#### SET TASK:
Every line of the material that follows must be printed again exactly.

#### EXERCISE INPUT:
-.-.-

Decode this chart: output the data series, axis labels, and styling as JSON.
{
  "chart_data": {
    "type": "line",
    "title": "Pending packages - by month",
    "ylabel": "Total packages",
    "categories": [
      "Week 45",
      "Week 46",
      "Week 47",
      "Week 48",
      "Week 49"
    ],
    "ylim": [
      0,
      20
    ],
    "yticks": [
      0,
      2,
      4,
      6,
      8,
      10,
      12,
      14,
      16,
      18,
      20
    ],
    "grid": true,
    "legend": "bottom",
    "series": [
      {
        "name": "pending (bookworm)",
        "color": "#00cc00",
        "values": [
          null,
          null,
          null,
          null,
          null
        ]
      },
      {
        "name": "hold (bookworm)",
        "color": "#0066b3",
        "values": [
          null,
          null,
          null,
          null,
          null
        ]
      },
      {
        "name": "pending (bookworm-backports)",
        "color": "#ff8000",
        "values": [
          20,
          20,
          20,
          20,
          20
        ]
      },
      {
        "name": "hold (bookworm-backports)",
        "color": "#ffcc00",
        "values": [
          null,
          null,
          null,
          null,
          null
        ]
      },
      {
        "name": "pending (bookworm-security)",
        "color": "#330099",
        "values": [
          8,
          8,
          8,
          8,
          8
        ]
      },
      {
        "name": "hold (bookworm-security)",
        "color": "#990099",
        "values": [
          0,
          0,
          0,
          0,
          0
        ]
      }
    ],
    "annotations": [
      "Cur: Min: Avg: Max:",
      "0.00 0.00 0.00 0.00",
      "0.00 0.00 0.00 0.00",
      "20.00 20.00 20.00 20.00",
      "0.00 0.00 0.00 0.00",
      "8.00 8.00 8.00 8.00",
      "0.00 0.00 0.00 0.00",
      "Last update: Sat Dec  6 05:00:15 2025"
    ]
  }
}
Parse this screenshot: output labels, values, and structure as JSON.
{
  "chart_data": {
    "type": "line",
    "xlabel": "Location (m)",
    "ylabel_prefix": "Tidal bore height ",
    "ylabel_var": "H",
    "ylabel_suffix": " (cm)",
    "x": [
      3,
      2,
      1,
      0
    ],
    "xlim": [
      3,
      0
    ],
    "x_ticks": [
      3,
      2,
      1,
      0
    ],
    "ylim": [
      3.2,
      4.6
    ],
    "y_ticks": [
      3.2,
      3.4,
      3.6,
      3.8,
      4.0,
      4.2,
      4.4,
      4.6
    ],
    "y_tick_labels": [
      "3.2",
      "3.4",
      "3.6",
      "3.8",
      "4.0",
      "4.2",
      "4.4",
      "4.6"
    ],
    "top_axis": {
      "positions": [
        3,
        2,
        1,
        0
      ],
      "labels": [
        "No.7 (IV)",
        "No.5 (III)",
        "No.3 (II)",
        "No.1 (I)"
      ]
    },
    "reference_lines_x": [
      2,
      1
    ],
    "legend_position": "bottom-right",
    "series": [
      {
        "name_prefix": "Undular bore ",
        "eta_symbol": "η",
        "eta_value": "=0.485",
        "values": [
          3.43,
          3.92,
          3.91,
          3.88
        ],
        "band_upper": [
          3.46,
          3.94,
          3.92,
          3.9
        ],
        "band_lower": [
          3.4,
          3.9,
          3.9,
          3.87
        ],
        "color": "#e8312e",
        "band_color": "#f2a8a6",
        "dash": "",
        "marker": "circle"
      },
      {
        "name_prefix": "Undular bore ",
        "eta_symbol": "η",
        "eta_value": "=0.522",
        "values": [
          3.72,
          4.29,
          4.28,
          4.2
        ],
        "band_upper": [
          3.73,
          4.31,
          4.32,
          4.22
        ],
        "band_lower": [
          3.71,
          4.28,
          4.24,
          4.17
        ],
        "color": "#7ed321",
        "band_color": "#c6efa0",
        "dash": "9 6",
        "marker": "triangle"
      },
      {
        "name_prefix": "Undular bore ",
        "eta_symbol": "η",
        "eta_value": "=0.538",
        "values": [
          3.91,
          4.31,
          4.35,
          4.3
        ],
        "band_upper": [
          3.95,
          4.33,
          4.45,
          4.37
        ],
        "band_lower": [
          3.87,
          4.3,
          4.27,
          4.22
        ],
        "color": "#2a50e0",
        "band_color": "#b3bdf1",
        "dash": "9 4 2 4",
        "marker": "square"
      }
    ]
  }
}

-.-.-

#### THE RESULT:
Decode this chart: output the data series, axis labels, and styling as JSON.
{
  "chart_data": {
    "type": "line",
    "title": "Pending packages - by month",
    "ylabel": "Total packages",
    "categories": [
      "Week 45",
      "Week 46",
      "Week 47",
      "Week 48",
      "Week 49"
    ],
    "ylim": [
      0,
      20
    ],
    "yticks": [
      0,
      2,
      4,
      6,
      8,
      10,
      12,
      14,
      16,
      18,
      20
    ],
    "grid": true,
    "legend": "bottom",
    "series": [
      {
        "name": "pending (bookworm)",
        "color": "#00cc00",
        "values": [
          null,
          null,
          null,
          null,
          null
        ]
      },
      {
        "name": "hold (bookworm)",
        "color": "#0066b3",
        "values": [
          null,
          null,
          null,
          null,
          null
        ]
      },
      {
        "name": "pending (bookworm-backports)",
        "color": "#ff8000",
        "values": [
          20,
          20,
          20,
          20,
          20
        ]
      },
      {
        "name": "hold (bookworm-backports)",
        "color": "#ffcc00",
        "values": [
          null,
          null,
          null,
          null,
          null
        ]
      },
      {
        "name": "pending (bookworm-security)",
        "color": "#330099",
        "values": [
          8,
          8,
          8,
          8,
          8
        ]
      },
      {
        "name": "hold (bookworm-security)",
        "color": "#990099",
        "values": [
          0,
          0,
          0,
          0,
          0
        ]
      }
    ],
    "annotations": [
      "Cur: Min: Avg: Max:",
      "0.00 0.00 0.00 0.00",
      "0.00 0.00 0.00 0.00",
      "20.00 20.00 20.00 20.00",
      "0.00 0.00 0.00 0.00",
      "8.00 8.00 8.00 8.00",
      "0.00 0.00 0.00 0.00",
      "Last update: Sat Dec  6 05:00:15 2025"
    ]
  }
}
Parse this screenshot: output labels, values, and structure as JSON.
{
  "chart_data": {
    "type": "line",
    "xlabel": "Location (m)",
    "ylabel_prefix": "Tidal bore height ",
    "ylabel_var": "H",
    "ylabel_suffix": " (cm)",
    "x": [
      3,
      2,
      1,
      0
    ],
    "xlim": [
      3,
      0
    ],
    "x_ticks": [
      3,
      2,
      1,
      0
    ],
    "ylim": [
      3.2,
      4.6
    ],
    "y_ticks": [
      3.2,
      3.4,
      3.6,
      3.8,
      4.0,
      4.2,
      4.4,
      4.6
    ],
    "y_tick_labels": [
      "3.2",
      "3.4",
      "3.6",
      "3.8",
      "4.0",
      "4.2",
      "4.4",
      "4.6"
    ],
    "top_axis": {
      "positions": [
        3,
        2,
        1,
        0
      ],
      "labels": [
        "No.7 (IV)",
        "No.5 (III)",
        "No.3 (II)",
        "No.1 (I)"
      ]
    },
    "reference_lines_x": [
      2,
      1
    ],
    "legend_position": "bottom-right",
    "series": [
      {
        "name_prefix": "Undular bore ",
        "eta_symbol": "η",
        "eta_value": "=0.485",
        "values": [
          3.43,
          3.92,
          3.91,
          3.88
        ],
        "band_upper": [
          3.46,
          3.94,
          3.92,
          3.9
        ],
        "band_lower": [
          3.4,
          3.9,
          3.9,
          3.87
        ],
        "color": "#e8312e",
        "band_color": "#f2a8a6",
        "dash": "",
        "marker": "circle"
      },
      {
        "name_prefix": "Undular bore ",
        "eta_symbol": "η",
        "eta_value": "=0.522",
        "values": [
          3.72,
          4.29,
          4.28,
          4.2
        ],
        "band_upper": [
          3.73,
          4.31,
          4.32,
          4.22
        ],
        "band_lower": [
          3.71,
          4.28,
          4.24,
          4.17
        ],
        "color": "#7ed321",
        "band_color": "#c6efa0",
        "dash": "9 6",
        "marker": "triangle"
      },
      {
        "name_prefix": "Undular bore ",
        "eta_symbol": "η",
        "eta_value": "=0.538",
        "values": [
          3.91,
          4.31,
          4.35,
          4.3
        ],
        "band_upper": [
          3.95,
          4.33,
          4.45,
          4.37
        ],
        "band_lower": [
          3.87,
          4.3,
          4.27,
          4.22
        ],
        "color": "#2a50e0",
        "band_color": "#b3bdf1",
        "dash": "9 4 2 4",
        "marker": "square"
      }
    ]
  }
}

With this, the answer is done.